> [Exercise objective]: Look for the string "content" in the lines and copy each line that has it.

** begin Records for the exercise **

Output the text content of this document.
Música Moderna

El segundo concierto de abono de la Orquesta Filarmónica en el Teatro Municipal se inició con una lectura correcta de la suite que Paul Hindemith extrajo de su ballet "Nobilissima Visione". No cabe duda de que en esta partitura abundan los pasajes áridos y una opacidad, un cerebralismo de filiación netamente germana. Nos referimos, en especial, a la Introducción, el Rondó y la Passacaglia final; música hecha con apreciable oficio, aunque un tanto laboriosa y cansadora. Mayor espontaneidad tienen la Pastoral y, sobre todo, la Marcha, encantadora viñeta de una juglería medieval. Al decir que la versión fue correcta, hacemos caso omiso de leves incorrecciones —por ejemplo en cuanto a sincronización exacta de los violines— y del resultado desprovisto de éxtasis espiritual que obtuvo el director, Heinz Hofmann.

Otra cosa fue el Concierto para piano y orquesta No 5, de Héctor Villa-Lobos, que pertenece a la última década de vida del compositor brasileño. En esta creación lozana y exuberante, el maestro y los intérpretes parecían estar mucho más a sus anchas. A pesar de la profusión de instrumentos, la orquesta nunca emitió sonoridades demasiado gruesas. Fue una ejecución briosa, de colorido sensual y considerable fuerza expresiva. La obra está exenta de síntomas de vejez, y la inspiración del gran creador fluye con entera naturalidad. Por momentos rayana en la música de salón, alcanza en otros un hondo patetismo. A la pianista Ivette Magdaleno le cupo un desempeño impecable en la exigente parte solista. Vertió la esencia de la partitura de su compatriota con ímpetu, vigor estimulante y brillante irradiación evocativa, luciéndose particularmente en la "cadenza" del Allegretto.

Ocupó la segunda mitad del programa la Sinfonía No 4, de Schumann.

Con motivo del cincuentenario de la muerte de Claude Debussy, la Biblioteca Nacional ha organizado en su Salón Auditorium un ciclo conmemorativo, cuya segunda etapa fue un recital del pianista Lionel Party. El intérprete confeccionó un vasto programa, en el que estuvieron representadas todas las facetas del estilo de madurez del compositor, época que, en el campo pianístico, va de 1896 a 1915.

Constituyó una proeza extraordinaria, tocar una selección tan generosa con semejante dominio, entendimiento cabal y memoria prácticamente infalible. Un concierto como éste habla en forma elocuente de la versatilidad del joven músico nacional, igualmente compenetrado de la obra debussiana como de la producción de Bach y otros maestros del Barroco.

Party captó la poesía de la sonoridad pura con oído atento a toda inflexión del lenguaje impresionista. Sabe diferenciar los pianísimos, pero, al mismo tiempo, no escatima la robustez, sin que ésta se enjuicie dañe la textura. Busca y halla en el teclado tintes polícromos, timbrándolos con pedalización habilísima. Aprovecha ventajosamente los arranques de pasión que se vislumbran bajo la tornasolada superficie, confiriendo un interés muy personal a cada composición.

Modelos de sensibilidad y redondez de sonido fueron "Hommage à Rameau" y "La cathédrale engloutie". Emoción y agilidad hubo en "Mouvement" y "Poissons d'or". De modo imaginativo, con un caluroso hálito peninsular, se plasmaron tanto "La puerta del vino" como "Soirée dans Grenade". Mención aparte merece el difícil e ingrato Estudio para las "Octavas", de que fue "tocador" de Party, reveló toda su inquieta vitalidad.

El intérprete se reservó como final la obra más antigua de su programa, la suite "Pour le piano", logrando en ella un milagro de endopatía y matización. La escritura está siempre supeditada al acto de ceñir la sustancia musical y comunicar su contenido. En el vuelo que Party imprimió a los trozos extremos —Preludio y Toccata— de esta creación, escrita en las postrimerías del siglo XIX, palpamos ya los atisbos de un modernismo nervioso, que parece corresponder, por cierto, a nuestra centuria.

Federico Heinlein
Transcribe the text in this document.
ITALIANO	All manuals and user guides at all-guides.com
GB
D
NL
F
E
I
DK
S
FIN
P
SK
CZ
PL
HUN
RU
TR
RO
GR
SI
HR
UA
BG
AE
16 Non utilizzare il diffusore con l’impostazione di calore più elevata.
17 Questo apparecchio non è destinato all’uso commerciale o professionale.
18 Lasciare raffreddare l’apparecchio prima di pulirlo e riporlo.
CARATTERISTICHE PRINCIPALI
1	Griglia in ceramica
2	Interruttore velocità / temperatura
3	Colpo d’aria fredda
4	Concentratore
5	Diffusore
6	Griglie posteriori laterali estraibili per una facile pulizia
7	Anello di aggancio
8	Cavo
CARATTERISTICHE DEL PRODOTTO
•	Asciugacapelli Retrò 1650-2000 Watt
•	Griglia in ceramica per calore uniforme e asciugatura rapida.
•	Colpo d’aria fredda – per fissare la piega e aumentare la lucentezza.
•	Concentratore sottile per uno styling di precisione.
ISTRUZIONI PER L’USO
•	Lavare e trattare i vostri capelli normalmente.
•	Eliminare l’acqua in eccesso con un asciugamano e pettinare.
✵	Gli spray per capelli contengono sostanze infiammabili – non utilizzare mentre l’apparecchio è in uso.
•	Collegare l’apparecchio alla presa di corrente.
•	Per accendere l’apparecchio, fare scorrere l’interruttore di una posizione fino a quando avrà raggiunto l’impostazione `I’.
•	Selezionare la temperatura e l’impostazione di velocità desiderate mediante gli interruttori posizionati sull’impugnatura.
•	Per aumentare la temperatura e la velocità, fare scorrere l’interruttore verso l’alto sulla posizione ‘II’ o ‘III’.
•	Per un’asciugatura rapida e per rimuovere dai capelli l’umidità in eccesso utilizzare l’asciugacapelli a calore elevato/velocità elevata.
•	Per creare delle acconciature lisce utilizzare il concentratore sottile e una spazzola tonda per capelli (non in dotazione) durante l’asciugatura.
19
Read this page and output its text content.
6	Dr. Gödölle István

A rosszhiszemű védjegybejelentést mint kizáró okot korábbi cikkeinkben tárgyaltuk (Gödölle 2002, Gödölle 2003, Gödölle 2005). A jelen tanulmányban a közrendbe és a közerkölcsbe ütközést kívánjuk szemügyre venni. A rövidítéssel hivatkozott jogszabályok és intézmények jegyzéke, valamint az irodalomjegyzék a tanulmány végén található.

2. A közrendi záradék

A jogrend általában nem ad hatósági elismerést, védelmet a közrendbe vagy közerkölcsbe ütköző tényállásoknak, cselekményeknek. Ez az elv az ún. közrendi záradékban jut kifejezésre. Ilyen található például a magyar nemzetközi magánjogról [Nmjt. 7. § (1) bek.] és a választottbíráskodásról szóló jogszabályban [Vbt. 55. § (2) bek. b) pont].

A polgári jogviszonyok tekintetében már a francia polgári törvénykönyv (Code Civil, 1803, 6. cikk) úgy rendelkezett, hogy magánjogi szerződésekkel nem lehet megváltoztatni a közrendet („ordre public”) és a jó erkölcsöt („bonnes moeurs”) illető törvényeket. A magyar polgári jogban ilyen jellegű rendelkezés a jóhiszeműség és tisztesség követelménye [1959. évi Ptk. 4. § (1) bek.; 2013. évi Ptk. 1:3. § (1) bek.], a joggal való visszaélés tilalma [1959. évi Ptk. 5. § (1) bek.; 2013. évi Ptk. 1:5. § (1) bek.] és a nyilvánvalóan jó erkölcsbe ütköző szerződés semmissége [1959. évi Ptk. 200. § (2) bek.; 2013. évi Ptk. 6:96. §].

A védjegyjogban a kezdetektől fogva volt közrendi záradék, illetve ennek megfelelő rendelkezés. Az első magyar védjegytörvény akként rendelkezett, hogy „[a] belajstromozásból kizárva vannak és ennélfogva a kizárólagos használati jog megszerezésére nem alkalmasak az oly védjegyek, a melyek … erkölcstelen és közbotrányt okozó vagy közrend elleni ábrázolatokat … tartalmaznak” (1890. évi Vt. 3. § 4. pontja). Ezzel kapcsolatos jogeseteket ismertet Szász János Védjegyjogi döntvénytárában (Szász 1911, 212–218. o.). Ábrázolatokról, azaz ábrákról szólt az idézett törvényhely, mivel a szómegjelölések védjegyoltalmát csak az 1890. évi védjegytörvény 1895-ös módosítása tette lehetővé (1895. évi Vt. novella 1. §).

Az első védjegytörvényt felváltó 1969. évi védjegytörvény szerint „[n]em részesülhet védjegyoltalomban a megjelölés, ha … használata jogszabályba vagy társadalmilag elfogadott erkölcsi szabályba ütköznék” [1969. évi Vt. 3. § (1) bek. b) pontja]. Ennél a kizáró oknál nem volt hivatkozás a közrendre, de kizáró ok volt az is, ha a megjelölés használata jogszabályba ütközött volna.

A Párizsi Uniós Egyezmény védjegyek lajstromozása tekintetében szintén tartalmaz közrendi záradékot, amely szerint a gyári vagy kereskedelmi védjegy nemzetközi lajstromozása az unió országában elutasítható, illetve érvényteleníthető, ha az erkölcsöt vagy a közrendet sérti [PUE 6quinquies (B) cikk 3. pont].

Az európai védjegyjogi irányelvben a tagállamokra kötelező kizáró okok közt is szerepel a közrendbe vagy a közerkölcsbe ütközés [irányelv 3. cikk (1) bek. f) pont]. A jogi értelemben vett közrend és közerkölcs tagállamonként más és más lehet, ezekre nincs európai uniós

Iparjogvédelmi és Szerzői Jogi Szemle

** end Records for the exercise **

> [Answer to this exercise]:
Output the text content of this document.
Read this page and output its text content.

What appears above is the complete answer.